Exercise instructions: Copy all the entries word for word, but omit the pictures.

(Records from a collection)
BEGIN

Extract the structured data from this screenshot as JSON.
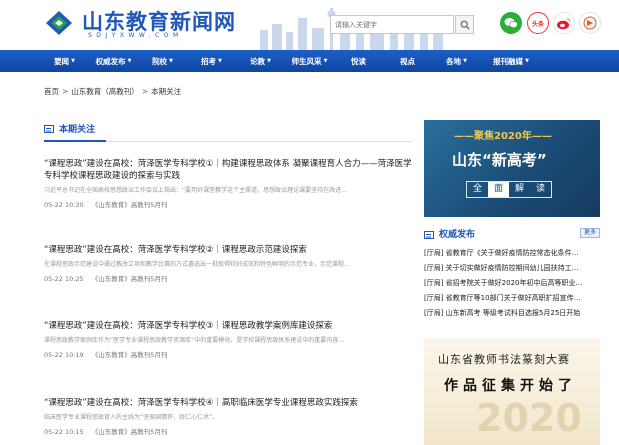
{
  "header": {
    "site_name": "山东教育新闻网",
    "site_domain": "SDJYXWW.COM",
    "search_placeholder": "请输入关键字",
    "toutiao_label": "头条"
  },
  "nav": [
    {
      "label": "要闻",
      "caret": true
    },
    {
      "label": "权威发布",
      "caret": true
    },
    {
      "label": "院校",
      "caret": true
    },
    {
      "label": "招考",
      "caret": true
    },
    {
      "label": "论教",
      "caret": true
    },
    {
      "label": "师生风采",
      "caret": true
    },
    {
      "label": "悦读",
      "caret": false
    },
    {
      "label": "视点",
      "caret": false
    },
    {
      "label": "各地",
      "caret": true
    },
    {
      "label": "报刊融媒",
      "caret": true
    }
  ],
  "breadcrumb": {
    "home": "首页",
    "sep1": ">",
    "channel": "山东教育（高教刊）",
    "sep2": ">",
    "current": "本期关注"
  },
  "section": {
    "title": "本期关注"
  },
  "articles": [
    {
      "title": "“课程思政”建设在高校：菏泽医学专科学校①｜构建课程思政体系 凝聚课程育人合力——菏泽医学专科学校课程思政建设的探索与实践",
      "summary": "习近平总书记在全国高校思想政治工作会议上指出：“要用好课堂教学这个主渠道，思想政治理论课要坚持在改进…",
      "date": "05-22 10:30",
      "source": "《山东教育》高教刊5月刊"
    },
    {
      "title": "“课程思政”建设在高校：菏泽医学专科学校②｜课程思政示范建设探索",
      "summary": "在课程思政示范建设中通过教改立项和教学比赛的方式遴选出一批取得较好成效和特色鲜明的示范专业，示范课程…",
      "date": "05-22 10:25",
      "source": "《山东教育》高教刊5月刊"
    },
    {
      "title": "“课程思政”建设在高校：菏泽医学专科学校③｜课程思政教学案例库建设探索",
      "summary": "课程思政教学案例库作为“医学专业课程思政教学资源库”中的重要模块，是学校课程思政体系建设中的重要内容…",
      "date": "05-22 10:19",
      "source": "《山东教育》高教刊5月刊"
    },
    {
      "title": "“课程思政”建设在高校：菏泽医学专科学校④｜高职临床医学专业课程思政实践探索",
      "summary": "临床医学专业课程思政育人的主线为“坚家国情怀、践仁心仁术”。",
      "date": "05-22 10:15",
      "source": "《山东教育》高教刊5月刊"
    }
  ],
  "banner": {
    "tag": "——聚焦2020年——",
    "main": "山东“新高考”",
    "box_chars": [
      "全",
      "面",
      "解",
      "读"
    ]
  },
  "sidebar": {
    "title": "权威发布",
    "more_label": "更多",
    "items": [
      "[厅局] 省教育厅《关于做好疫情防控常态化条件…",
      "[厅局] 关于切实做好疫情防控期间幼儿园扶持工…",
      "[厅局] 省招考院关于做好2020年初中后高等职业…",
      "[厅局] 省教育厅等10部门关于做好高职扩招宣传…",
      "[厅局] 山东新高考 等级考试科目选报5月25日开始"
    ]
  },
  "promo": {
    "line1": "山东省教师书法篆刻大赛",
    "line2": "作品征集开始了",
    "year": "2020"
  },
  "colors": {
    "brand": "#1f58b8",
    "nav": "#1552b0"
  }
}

END

Solution:
Extract the structured data from this screenshot as JSON.
{
  "header": {
    "site_name": "山东教育新闻网",
    "site_domain": "SDJYXWW.COM",
    "search_placeholder": "请输入关键字",
    "toutiao_label": "头条"
  },
  "nav": [
    {
      "label": "要闻",
      "caret": true
    },
    {
      "label": "权威发布",
      "caret": true
    },
    {
      "label": "院校",
      "caret": true
    },
    {
      "label": "招考",
      "caret": true
    },
    {
      "label": "论教",
      "caret": true
    },
    {
      "label": "师生风采",
      "caret": true
    },
    {
      "label": "悦读",
      "caret": false
    },
    {
      "label": "视点",
      "caret": false
    },
    {
      "label": "各地",
      "caret": true
    },
    {
      "label": "报刊融媒",
      "caret": true
    }
  ],
  "breadcrumb": {
    "home": "首页",
    "sep1": ">",
    "channel": "山东教育（高教刊）",
    "sep2": ">",
    "current": "本期关注"
  },
  "section": {
    "title": "本期关注"
  },
  "articles": [
    {
      "title": "“课程思政”建设在高校：菏泽医学专科学校①｜构建课程思政体系 凝聚课程育人合力——菏泽医学专科学校课程思政建设的探索与实践",
      "summary": "习近平总书记在全国高校思想政治工作会议上指出：“要用好课堂教学这个主渠道，思想政治理论课要坚持在改进…",
      "date": "05-22 10:30",
      "source": "《山东教育》高教刊5月刊"
    },
    {
      "title": "“课程思政”建设在高校：菏泽医学专科学校②｜课程思政示范建设探索",
      "summary": "在课程思政示范建设中通过教改立项和教学比赛的方式遴选出一批取得较好成效和特色鲜明的示范专业，示范课程…",
      "date": "05-22 10:25",
      "source": "《山东教育》高教刊5月刊"
    },
    {
      "title": "“课程思政”建设在高校：菏泽医学专科学校③｜课程思政教学案例库建设探索",
      "summary": "课程思政教学案例库作为“医学专业课程思政教学资源库”中的重要模块，是学校课程思政体系建设中的重要内容…",
      "date": "05-22 10:19",
      "source": "《山东教育》高教刊5月刊"
    },
    {
      "title": "“课程思政”建设在高校：菏泽医学专科学校④｜高职临床医学专业课程思政实践探索",
      "summary": "临床医学专业课程思政育人的主线为“坚家国情怀、践仁心仁术”。",
      "date": "05-22 10:15",
      "source": "《山东教育》高教刊5月刊"
    }
  ],
  "banner": {
    "tag": "——聚焦2020年——",
    "main": "山东“新高考”",
    "box_chars": [
      "全",
      "面",
      "解",
      "读"
    ]
  },
  "sidebar": {
    "title": "权威发布",
    "more_label": "更多",
    "items": [
      "[厅局] 省教育厅《关于做好疫情防控常态化条件…",
      "[厅局] 关于切实做好疫情防控期间幼儿园扶持工…",
      "[厅局] 省招考院关于做好2020年初中后高等职业…",
      "[厅局] 省教育厅等10部门关于做好高职扩招宣传…",
      "[厅局] 山东新高考 等级考试科目选报5月25日开始"
    ]
  },
  "promo": {
    "line1": "山东省教师书法篆刻大赛",
    "line2": "作品征集开始了",
    "year": "2020"
  },
  "colors": {
    "brand": "#1f58b8",
    "nav": "#1552b0"
  }
}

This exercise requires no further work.